### Direction
Please write the listing below out again exactly, leaving every picture behind.

(Figure record listings)
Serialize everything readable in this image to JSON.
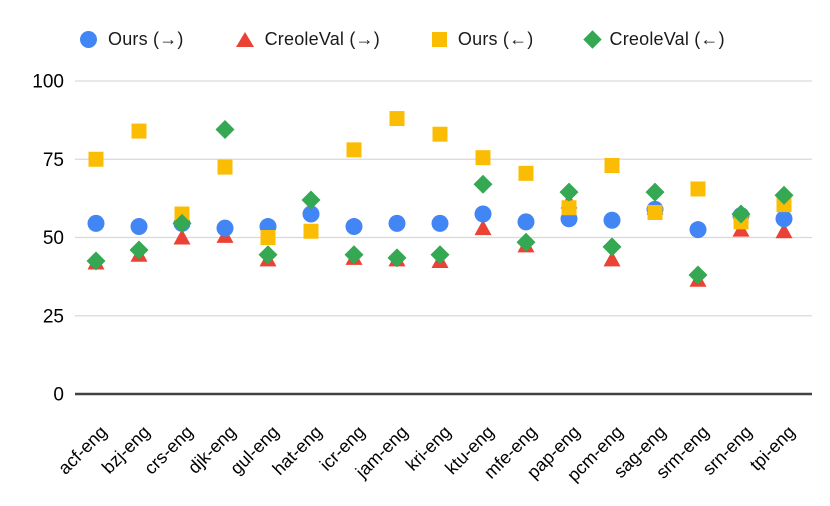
{
  "chart_data": {
    "type": "scatter",
    "title": "",
    "xlabel": "",
    "ylabel": "",
    "categories": [
      "acf-eng",
      "bzj-eng",
      "crs-eng",
      "djk-eng",
      "gul-eng",
      "hat-eng",
      "icr-eng",
      "jam-eng",
      "kri-eng",
      "ktu-eng",
      "mfe-eng",
      "pap-eng",
      "pcm-eng",
      "sag-eng",
      "srm-eng",
      "srn-eng",
      "tpi-eng"
    ],
    "series": [
      {
        "name": "Ours (→)",
        "marker": "circle",
        "color": "#4285F4",
        "values": [
          54.5,
          53.5,
          54.5,
          53,
          53.5,
          57.5,
          53.5,
          54.5,
          54.5,
          57.5,
          55,
          56,
          55.5,
          59,
          52.5,
          57,
          56
        ]
      },
      {
        "name": "CreoleVal (→)",
        "marker": "triangle",
        "color": "#EA4335",
        "values": [
          42,
          44.5,
          50,
          50.5,
          43,
          59,
          43.5,
          43,
          42.5,
          53,
          47.5,
          61.5,
          43,
          59.5,
          36.5,
          52.5,
          52
        ]
      },
      {
        "name": "Ours (←)",
        "marker": "square",
        "color": "#FBBC04",
        "values": [
          75,
          84,
          57.5,
          72.5,
          50,
          52,
          78,
          88,
          83,
          75.5,
          70.5,
          59.5,
          73,
          58,
          65.5,
          55,
          60.5
        ]
      },
      {
        "name": "CreoleVal (←)",
        "marker": "diamond",
        "color": "#34A853",
        "values": [
          42.5,
          46,
          54.5,
          84.5,
          44.5,
          62,
          44.5,
          43.5,
          44.5,
          67,
          48.5,
          64.5,
          47,
          64.5,
          38,
          57.5,
          63.5
        ]
      }
    ],
    "y_axis": {
      "ticks": [
        0,
        25,
        50,
        75,
        100
      ],
      "range": [
        0,
        100
      ]
    },
    "grid": true,
    "legend_position": "top",
    "colors": {
      "gridline": "#d9d9d9",
      "axis_line": "#424242",
      "tick_text": "#000000"
    }
  }
}
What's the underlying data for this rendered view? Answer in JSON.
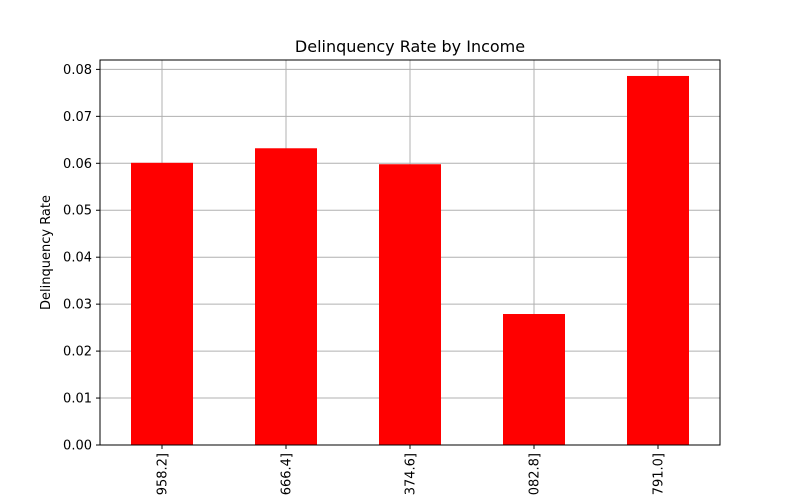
{
  "chart_data": {
    "type": "bar",
    "title": "Delinquency Rate by Income",
    "xlabel": "",
    "ylabel": "Delinquency Rate",
    "categories": [
      "958.2]",
      "666.4]",
      "374.6]",
      "082.8]",
      "791.0]"
    ],
    "values": [
      0.0601,
      0.0632,
      0.0598,
      0.0279,
      0.0786
    ],
    "ylim": [
      0,
      0.082
    ],
    "yticks": [
      "0.00",
      "0.01",
      "0.02",
      "0.03",
      "0.04",
      "0.05",
      "0.06",
      "0.07",
      "0.08"
    ],
    "bar_color": "#ff0000",
    "grid": true,
    "legend": "none"
  }
}
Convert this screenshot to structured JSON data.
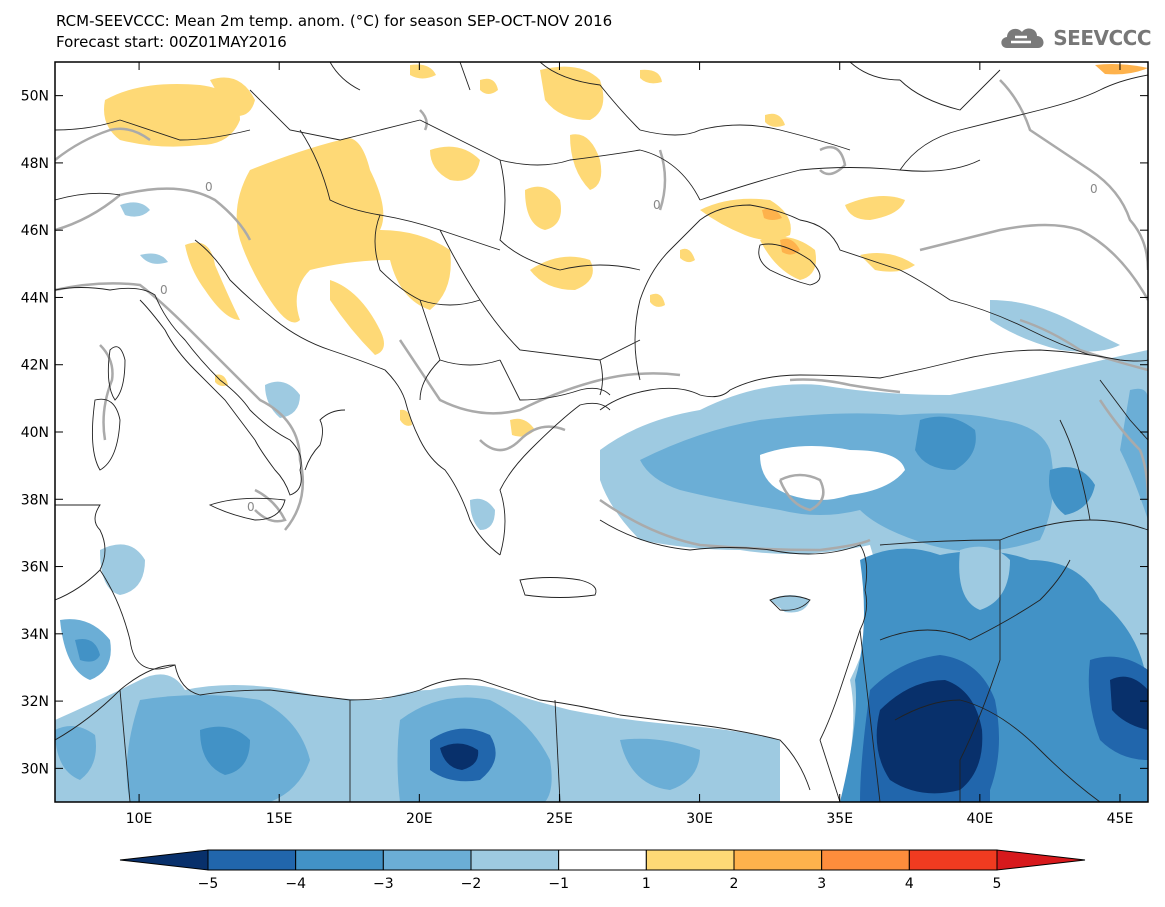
{
  "title_line1": "RCM-SEEVCCC: Mean 2m temp. anom. (°C) for season SEP-OCT-NOV 2016",
  "title_line2": "Forecast start: 00Z01MAY2016",
  "brand": "SEEVCCC",
  "map": {
    "lon_range": [
      7,
      46
    ],
    "lat_range": [
      29,
      51
    ],
    "lat_ticks": [
      {
        "value": 30,
        "label": "30N"
      },
      {
        "value": 32,
        "label": "32N"
      },
      {
        "value": 34,
        "label": "34N"
      },
      {
        "value": 36,
        "label": "36N"
      },
      {
        "value": 38,
        "label": "38N"
      },
      {
        "value": 40,
        "label": "40N"
      },
      {
        "value": 42,
        "label": "42N"
      },
      {
        "value": 44,
        "label": "44N"
      },
      {
        "value": 46,
        "label": "46N"
      },
      {
        "value": 48,
        "label": "48N"
      },
      {
        "value": 50,
        "label": "50N"
      }
    ],
    "lon_ticks": [
      {
        "value": 10,
        "label": "10E"
      },
      {
        "value": 15,
        "label": "15E"
      },
      {
        "value": 20,
        "label": "20E"
      },
      {
        "value": 25,
        "label": "25E"
      },
      {
        "value": 30,
        "label": "30E"
      },
      {
        "value": 35,
        "label": "35E"
      },
      {
        "value": 40,
        "label": "40E"
      },
      {
        "value": 45,
        "label": "45E"
      }
    ],
    "contour_label": "0"
  },
  "colorbar": {
    "labels": [
      "−5",
      "−4",
      "−3",
      "−2",
      "−1",
      "1",
      "2",
      "3",
      "4",
      "5"
    ],
    "colors": [
      "#08306b",
      "#2166ac",
      "#4292c6",
      "#6baed6",
      "#9ecae1",
      "#ffffff",
      "#fed976",
      "#feb24c",
      "#fd8d3c",
      "#f03b20",
      "#d7191c"
    ]
  }
}
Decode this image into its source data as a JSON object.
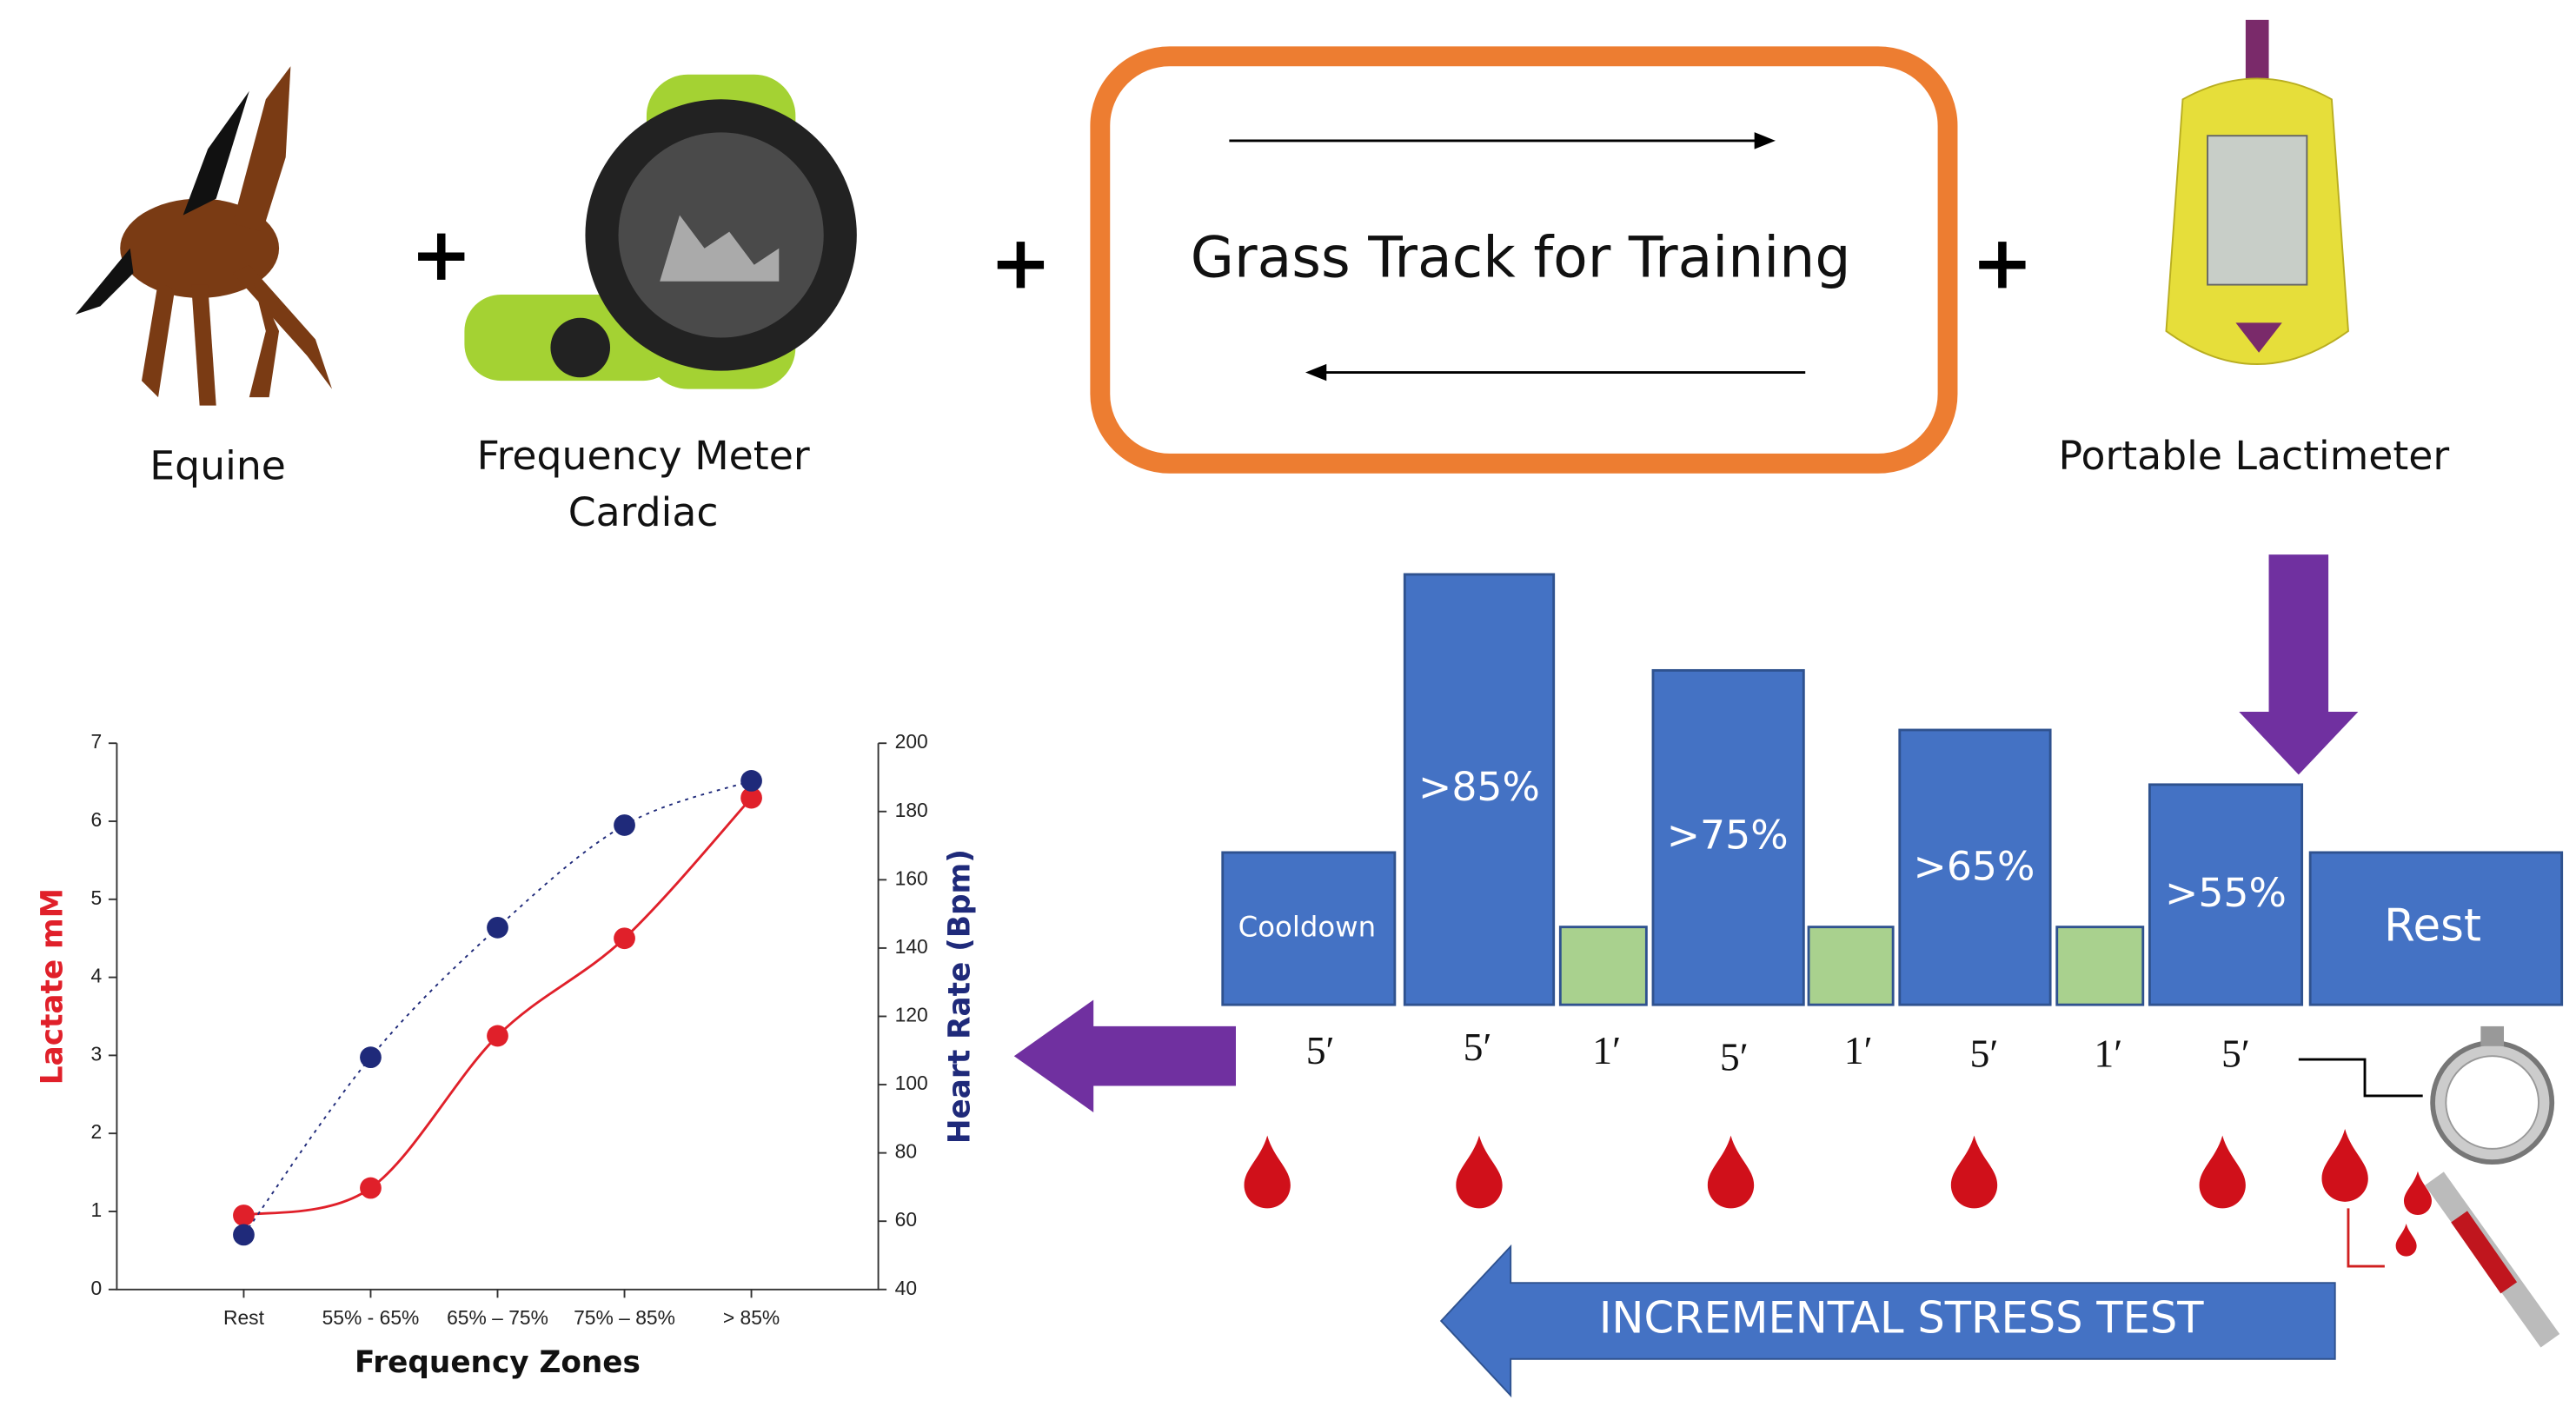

### Result below
Serialize everything readable in this image to JSON.
{
  "chart_data": {
    "type": "scatter",
    "title": "",
    "xlabel": "",
    "ylabel": "",
    "categories": [
      "acf-eng",
      "bzj-eng",
      "crs-eng",
      "djk-eng",
      "gul-eng",
      "hat-eng",
      "icr-eng",
      "jam-eng",
      "kri-eng",
      "ktu-eng",
      "mfe-eng",
      "pap-eng",
      "pcm-eng",
      "sag-eng",
      "srm-eng",
      "srn-eng",
      "tpi-eng"
    ],
    "series": [
      {
        "name": "Ours (→)",
        "marker": "circle",
        "color": "#4285F4",
        "values": [
          54.5,
          53.5,
          54.5,
          53,
          53.5,
          57.5,
          53.5,
          54.5,
          54.5,
          57.5,
          55,
          56,
          55.5,
          59,
          52.5,
          57,
          56
        ]
      },
      {
        "name": "CreoleVal (→)",
        "marker": "triangle",
        "color": "#EA4335",
        "values": [
          42,
          44.5,
          50,
          50.5,
          43,
          59,
          43.5,
          43,
          42.5,
          53,
          47.5,
          61.5,
          43,
          59.5,
          36.5,
          52.5,
          52
        ]
      },
      {
        "name": "Ours (←)",
        "marker": "square",
        "color": "#FBBC04",
        "values": [
          75,
          84,
          57.5,
          72.5,
          50,
          52,
          78,
          88,
          83,
          75.5,
          70.5,
          59.5,
          73,
          58,
          65.5,
          55,
          60.5
        ]
      },
      {
        "name": "CreoleVal (←)",
        "marker": "diamond",
        "color": "#34A853",
        "values": [
          42.5,
          46,
          54.5,
          84.5,
          44.5,
          62,
          44.5,
          43.5,
          44.5,
          67,
          48.5,
          64.5,
          47,
          64.5,
          38,
          57.5,
          63.5
        ]
      }
    ],
    "y_axis": {
      "ticks": [
        0,
        25,
        50,
        75,
        100
      ],
      "range": [
        0,
        100
      ]
    },
    "grid": true,
    "legend_position": "top",
    "colors": {
      "gridline": "#d9d9d9",
      "axis_line": "#424242",
      "tick_text": "#000000"
    }
  }
}
What's the underlying data for this rendered view? Answer in JSON.
{
  "chart_data": {
    "type": "bar",
    "title": "Delinquency Rate by Income",
    "xlabel": "",
    "ylabel": "Delinquency Rate",
    "categories": [
      "958.2]",
      "666.4]",
      "374.6]",
      "082.8]",
      "791.0]"
    ],
    "values": [
      0.0601,
      0.0632,
      0.0598,
      0.0279,
      0.0786
    ],
    "ylim": [
      0,
      0.082
    ],
    "yticks": [
      "0.00",
      "0.01",
      "0.02",
      "0.03",
      "0.04",
      "0.05",
      "0.06",
      "0.07",
      "0.08"
    ],
    "bar_color": "#ff0000",
    "grid": true,
    "legend": "none"
  }
}
Convert this screenshot to structured JSON data.
{
  "title_line1": "RCM-SEEVCCC: Mean 2m temp. anom. (°C) for season SEP-OCT-NOV 2016",
  "title_line2": "Forecast start: 00Z01MAY2016",
  "brand": "SEEVCCC",
  "map": {
    "lon_range": [
      7,
      46
    ],
    "lat_range": [
      29,
      51
    ],
    "lat_ticks": [
      {
        "value": 30,
        "label": "30N"
      },
      {
        "value": 32,
        "label": "32N"
      },
      {
        "value": 34,
        "label": "34N"
      },
      {
        "value": 36,
        "label": "36N"
      },
      {
        "value": 38,
        "label": "38N"
      },
      {
        "value": 40,
        "label": "40N"
      },
      {
        "value": 42,
        "label": "42N"
      },
      {
        "value": 44,
        "label": "44N"
      },
      {
        "value": 46,
        "label": "46N"
      },
      {
        "value": 48,
        "label": "48N"
      },
      {
        "value": 50,
        "label": "50N"
      }
    ],
    "lon_ticks": [
      {
        "value": 10,
        "label": "10E"
      },
      {
        "value": 15,
        "label": "15E"
      },
      {
        "value": 20,
        "label": "20E"
      },
      {
        "value": 25,
        "label": "25E"
      },
      {
        "value": 30,
        "label": "30E"
      },
      {
        "value": 35,
        "label": "35E"
      },
      {
        "value": 40,
        "label": "40E"
      },
      {
        "value": 45,
        "label": "45E"
      }
    ],
    "contour_label": "0"
  },
  "colorbar": {
    "labels": [
      "−5",
      "−4",
      "−3",
      "−2",
      "−1",
      "1",
      "2",
      "3",
      "4",
      "5"
    ],
    "colors": [
      "#08306b",
      "#2166ac",
      "#4292c6",
      "#6baed6",
      "#9ecae1",
      "#ffffff",
      "#fed976",
      "#feb24c",
      "#fd8d3c",
      "#f03b20",
      "#d7191c"
    ]
  }
}
Decode this image into its source data as a JSON object.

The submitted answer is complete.